» **What is being asked**
Where a line of the listing below includes the word "completed", reproduce that line.

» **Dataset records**
## start
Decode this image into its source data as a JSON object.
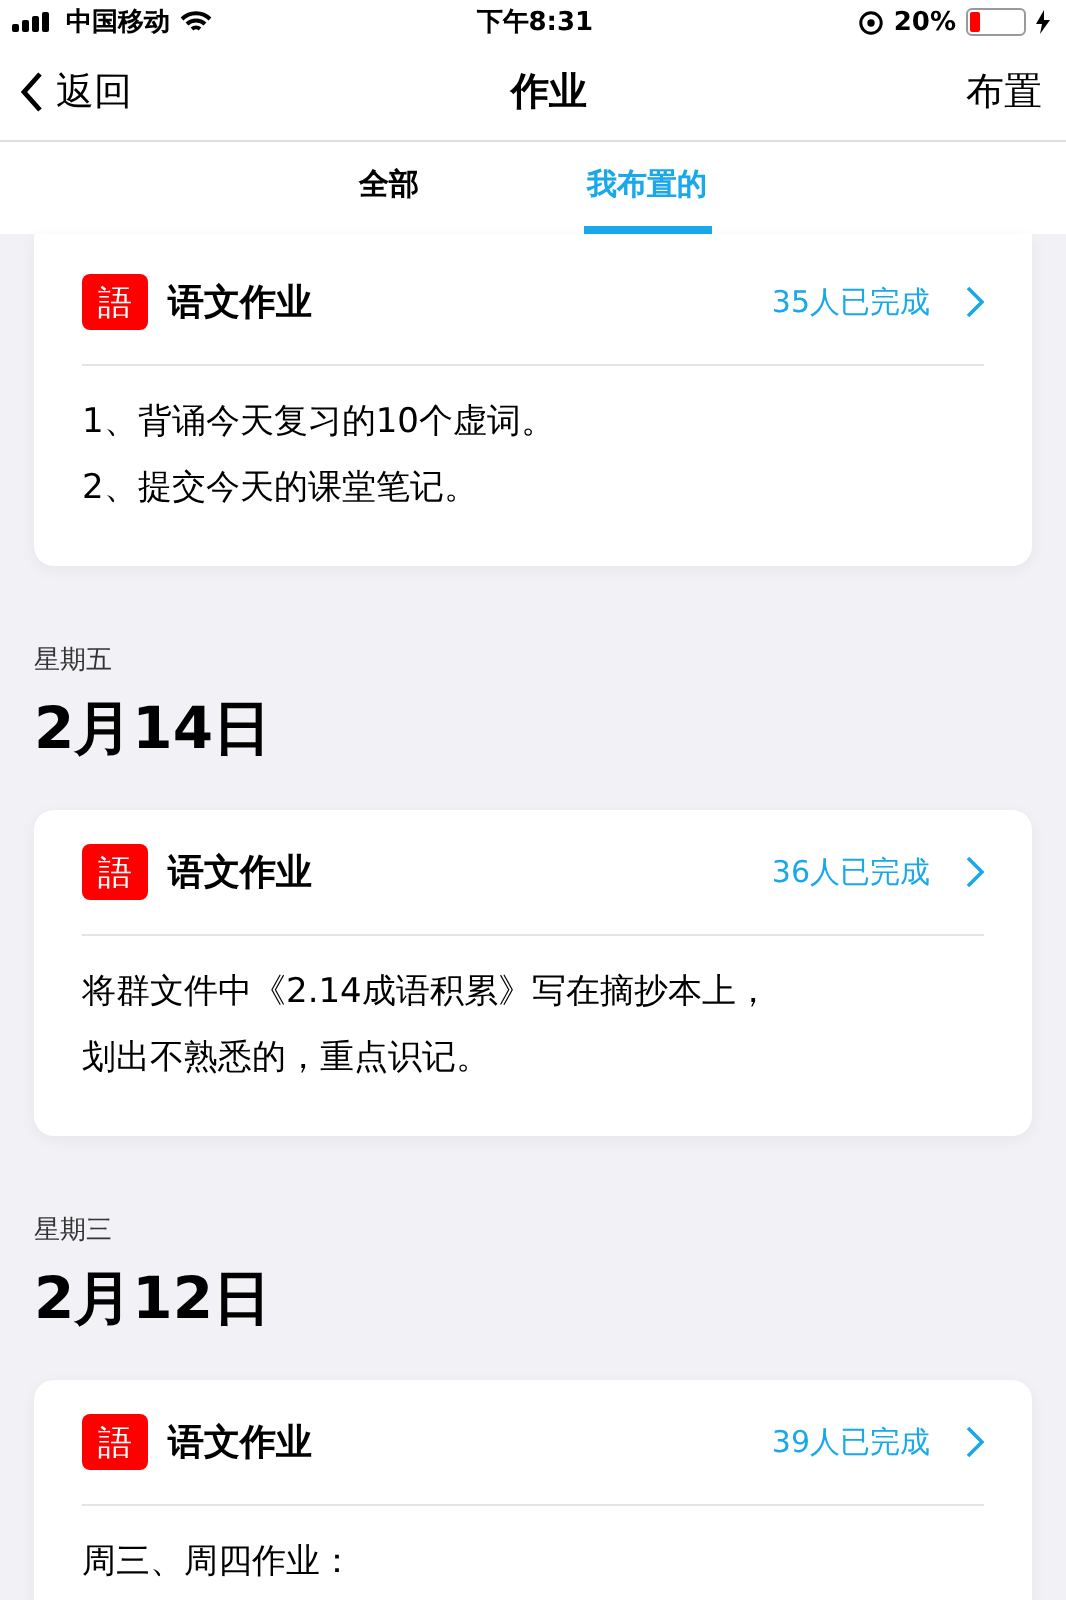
{
  "status_bar": {
    "carrier": "中国移动",
    "time": "下午8:31",
    "battery": "20%"
  },
  "nav": {
    "back": "返回",
    "title": "作业",
    "action": "布置"
  },
  "tabs": [
    {
      "label": "全部",
      "selected": false
    },
    {
      "label": "我布置的",
      "selected": true
    }
  ],
  "sections": [
    {
      "cards": [
        {
          "subject_icon": "語",
          "subject": "语文作业",
          "completed": "35人已完成",
          "lines": [
            "1、背诵今天复习的10个虚词。",
            "2、提交今天的课堂笔记。"
          ]
        }
      ]
    },
    {
      "weekday": "星期五",
      "date": "2月14日",
      "cards": [
        {
          "subject_icon": "語",
          "subject": "语文作业",
          "completed": "36人已完成",
          "lines": [
            "将群文件中《2.14成语积累》写在摘抄本上，",
            "划出不熟悉的，重点识记。"
          ]
        }
      ]
    },
    {
      "weekday": "星期三",
      "date": "2月12日",
      "cards": [
        {
          "subject_icon": "語",
          "subject": "语文作业",
          "completed": "39人已完成",
          "lines": [
            "周三、周四作业："
          ]
        }
      ]
    }
  ]
}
## end
» **Response**
          "completed": "35人已完成",
          "completed": "36人已完成",
          "completed": "39人已完成",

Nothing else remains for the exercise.